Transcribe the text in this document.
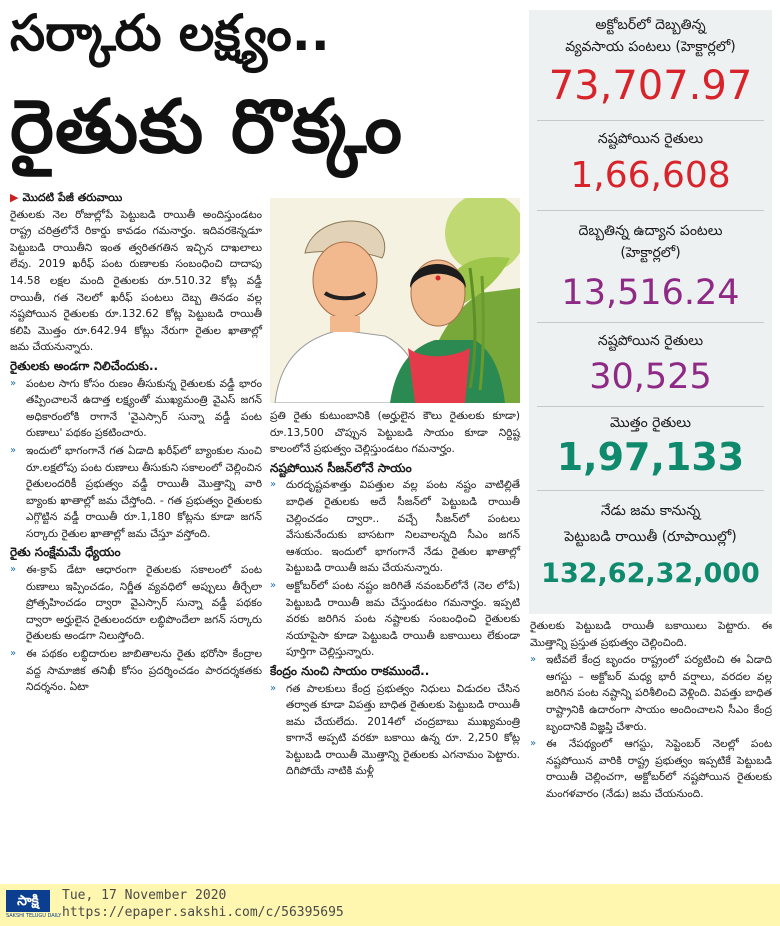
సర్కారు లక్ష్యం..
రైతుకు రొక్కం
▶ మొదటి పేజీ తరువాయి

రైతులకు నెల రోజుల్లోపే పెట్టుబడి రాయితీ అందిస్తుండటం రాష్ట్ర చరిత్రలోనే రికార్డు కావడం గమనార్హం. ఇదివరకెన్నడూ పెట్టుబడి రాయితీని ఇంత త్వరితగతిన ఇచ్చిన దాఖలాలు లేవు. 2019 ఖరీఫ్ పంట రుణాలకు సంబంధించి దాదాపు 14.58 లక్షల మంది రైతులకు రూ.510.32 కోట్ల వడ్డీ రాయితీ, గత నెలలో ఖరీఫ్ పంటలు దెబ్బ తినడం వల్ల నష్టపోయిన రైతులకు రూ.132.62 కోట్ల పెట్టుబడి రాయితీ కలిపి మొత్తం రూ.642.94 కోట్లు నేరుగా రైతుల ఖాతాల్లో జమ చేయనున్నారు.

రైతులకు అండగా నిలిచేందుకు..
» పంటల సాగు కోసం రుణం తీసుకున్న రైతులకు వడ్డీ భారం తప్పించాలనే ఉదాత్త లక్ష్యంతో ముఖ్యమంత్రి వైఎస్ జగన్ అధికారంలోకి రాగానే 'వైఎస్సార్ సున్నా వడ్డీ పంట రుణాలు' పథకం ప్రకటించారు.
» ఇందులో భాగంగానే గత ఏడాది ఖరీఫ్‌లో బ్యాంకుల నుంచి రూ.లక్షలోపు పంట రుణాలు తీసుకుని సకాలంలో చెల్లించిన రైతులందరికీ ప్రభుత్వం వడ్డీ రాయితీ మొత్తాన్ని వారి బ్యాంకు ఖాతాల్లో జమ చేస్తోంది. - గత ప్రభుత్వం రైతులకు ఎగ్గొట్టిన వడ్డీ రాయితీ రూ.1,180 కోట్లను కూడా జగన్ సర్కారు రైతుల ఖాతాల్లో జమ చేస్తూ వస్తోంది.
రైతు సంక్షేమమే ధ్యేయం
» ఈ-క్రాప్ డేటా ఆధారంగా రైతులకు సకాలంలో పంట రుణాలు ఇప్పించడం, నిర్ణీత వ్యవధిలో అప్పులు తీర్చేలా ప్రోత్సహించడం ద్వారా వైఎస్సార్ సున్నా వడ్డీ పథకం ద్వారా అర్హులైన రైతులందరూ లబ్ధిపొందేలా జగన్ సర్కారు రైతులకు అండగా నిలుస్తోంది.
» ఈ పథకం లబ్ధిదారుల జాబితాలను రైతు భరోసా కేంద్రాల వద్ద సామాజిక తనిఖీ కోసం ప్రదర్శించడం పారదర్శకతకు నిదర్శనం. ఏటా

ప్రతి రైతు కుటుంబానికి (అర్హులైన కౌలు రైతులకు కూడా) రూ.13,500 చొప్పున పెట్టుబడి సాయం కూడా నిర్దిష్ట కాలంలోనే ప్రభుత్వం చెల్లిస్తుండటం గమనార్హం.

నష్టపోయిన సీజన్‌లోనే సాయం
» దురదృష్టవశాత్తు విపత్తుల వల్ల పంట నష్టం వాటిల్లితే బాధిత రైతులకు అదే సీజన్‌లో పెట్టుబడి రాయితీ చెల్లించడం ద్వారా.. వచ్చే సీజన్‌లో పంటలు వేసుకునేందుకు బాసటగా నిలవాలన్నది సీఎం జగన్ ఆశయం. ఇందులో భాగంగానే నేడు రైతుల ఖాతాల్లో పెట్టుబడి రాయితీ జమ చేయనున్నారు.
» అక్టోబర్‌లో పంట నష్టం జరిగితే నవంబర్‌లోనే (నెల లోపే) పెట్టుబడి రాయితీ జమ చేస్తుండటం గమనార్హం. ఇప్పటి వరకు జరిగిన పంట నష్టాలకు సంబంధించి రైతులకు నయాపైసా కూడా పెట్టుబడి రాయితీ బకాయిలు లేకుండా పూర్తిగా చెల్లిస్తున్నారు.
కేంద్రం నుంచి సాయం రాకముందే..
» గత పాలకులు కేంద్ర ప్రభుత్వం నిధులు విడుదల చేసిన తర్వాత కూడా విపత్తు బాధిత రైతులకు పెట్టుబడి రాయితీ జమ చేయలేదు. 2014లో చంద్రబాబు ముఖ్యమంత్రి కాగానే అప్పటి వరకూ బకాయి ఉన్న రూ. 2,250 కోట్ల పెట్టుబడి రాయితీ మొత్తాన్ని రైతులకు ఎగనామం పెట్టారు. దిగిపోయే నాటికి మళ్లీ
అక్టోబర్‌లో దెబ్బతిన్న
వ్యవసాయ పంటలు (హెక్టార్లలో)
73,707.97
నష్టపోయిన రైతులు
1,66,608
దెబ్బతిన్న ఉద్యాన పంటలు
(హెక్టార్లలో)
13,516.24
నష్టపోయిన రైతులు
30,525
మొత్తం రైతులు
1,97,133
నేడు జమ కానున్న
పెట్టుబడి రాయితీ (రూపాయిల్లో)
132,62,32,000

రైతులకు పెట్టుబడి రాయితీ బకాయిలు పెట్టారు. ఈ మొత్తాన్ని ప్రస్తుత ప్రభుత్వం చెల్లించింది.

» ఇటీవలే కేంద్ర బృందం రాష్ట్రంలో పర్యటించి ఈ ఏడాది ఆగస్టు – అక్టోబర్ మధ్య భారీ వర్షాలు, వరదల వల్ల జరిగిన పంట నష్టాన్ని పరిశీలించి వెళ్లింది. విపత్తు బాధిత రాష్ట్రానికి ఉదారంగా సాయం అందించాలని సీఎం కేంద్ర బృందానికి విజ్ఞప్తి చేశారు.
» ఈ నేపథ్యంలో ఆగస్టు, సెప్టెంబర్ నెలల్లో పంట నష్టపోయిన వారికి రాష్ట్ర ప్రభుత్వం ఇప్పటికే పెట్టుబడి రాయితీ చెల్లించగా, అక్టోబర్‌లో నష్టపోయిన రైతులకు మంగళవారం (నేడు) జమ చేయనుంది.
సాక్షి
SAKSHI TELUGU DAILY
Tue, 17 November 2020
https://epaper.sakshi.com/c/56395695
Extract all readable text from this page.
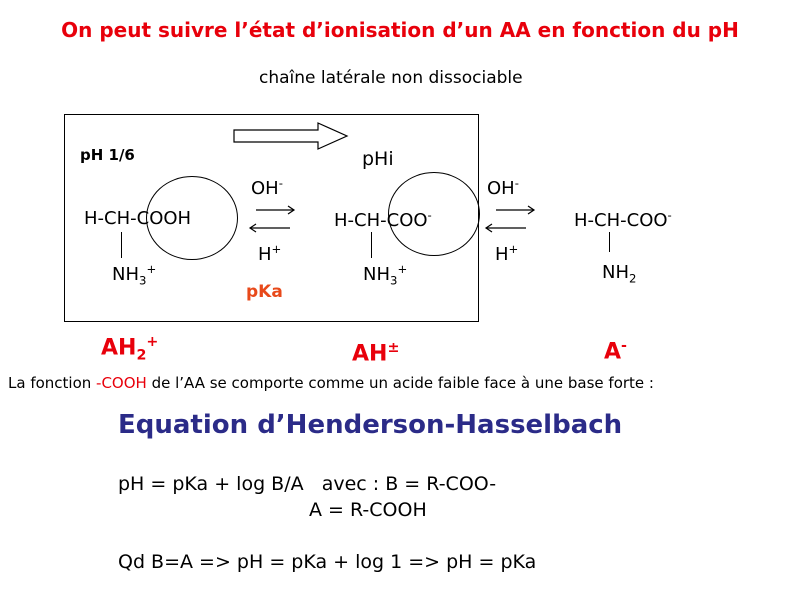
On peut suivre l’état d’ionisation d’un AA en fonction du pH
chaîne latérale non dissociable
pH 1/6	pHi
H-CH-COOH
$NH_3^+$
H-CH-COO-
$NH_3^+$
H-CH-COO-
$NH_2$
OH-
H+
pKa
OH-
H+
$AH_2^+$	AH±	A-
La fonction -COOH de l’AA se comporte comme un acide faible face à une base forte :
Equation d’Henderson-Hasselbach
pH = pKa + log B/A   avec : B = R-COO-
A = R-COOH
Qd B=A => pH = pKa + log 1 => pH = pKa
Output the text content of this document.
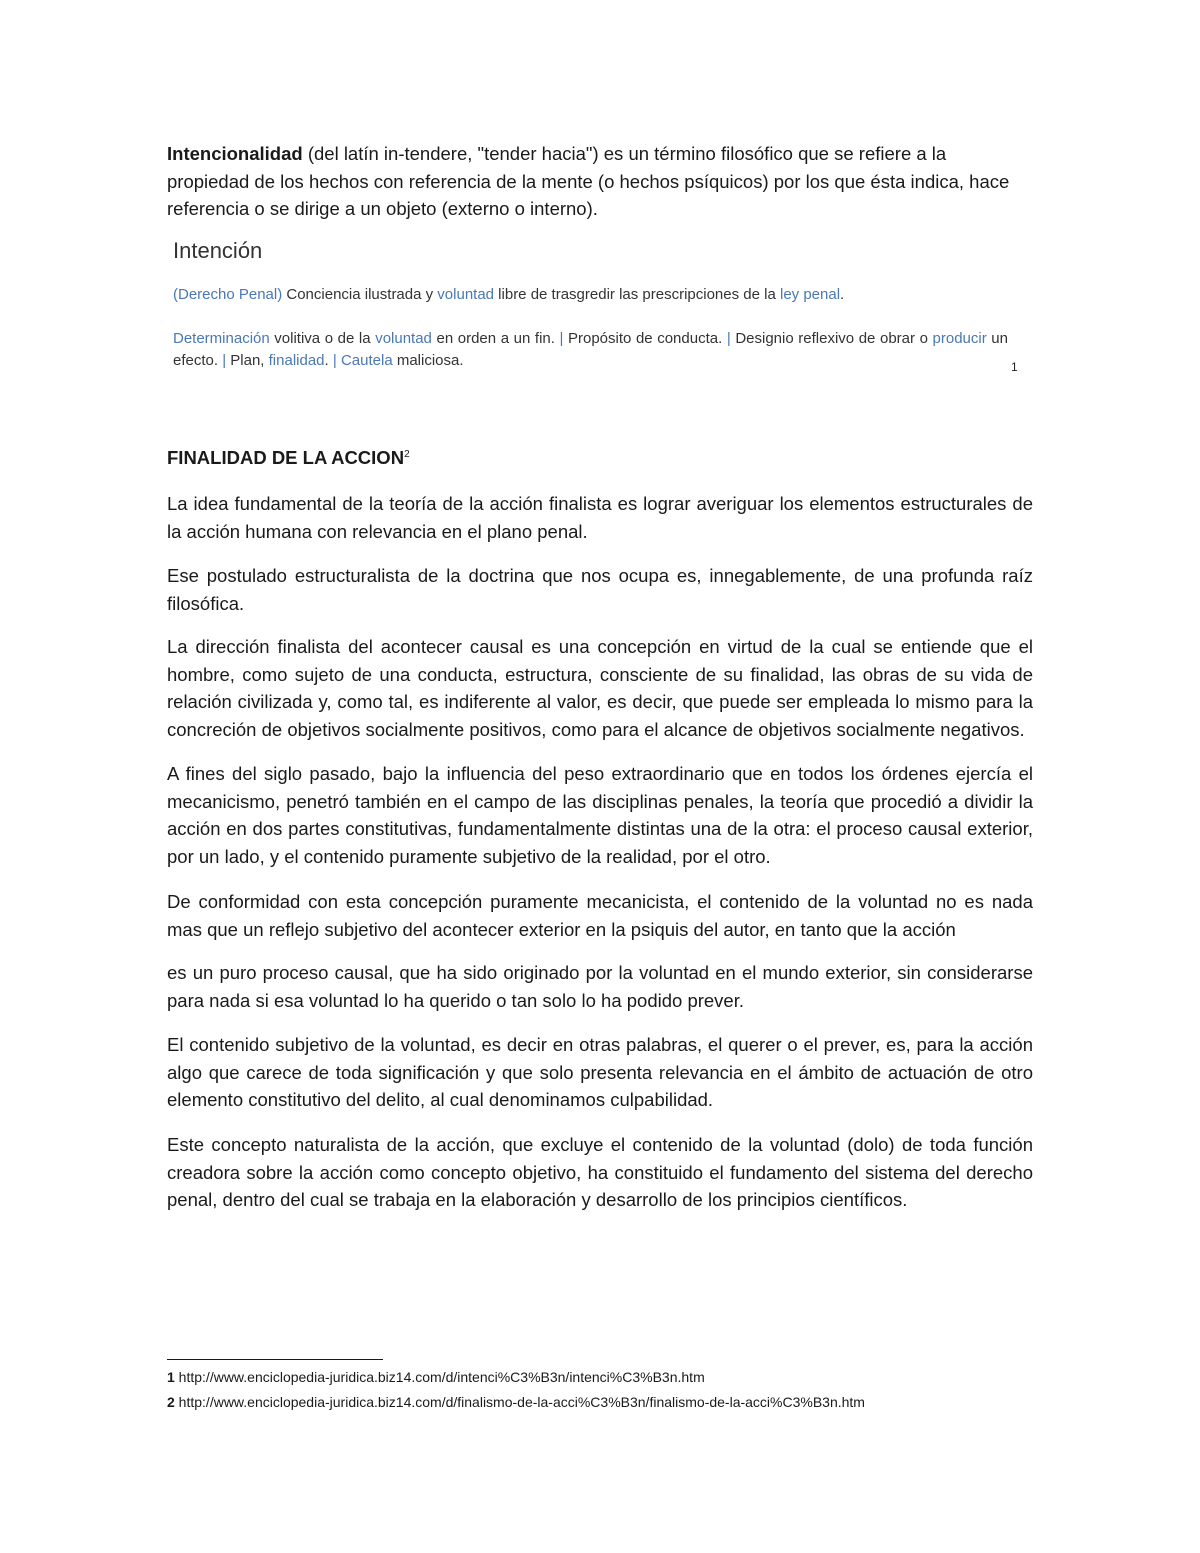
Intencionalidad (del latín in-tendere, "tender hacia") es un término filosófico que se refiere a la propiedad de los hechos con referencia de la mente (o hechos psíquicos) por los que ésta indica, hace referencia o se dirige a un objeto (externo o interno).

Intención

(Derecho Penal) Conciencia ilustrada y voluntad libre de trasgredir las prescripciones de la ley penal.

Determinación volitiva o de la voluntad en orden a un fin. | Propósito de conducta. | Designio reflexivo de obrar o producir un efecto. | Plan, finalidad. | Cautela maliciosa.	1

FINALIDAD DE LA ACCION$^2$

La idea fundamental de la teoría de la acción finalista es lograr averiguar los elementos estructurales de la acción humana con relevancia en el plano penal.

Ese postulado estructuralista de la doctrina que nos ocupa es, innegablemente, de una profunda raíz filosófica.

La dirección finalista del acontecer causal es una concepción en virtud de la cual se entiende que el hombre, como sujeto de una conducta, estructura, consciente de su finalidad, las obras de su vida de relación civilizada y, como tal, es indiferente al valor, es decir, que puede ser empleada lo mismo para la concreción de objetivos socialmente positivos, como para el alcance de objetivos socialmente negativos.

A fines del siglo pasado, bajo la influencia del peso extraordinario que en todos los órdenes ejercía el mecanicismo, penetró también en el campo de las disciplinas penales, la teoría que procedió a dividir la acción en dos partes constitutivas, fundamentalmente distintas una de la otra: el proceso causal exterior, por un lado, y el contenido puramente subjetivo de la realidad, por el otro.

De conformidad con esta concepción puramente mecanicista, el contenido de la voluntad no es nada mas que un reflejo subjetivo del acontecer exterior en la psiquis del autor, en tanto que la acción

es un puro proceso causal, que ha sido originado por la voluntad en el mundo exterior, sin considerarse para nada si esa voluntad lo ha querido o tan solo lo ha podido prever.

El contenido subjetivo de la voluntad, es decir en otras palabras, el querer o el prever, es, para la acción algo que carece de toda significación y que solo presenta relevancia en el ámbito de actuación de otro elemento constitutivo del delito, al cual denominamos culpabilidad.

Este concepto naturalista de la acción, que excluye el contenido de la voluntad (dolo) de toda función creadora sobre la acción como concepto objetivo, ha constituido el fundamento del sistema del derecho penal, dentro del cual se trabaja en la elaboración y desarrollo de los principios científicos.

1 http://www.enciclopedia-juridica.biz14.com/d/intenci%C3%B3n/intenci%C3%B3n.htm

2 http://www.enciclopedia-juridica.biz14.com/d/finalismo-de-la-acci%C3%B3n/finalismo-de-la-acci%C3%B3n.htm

------------------------------

▸ **Exercise prompt**
Extract all lines from the material above that include the word "relevancia".

▸ **Solution to this problem**
La idea fundamental de la teoría de la acción finalista es lograr averiguar los elementos estructurales de la acción humana con relevancia en el plano penal.
El contenido subjetivo de la voluntad, es decir en otras palabras, el querer o el prever, es, para la acción algo que carece de toda significación y que solo presenta relevancia en el ámbito de actuación de otro elemento constitutivo del delito, al cual denominamos culpabilidad.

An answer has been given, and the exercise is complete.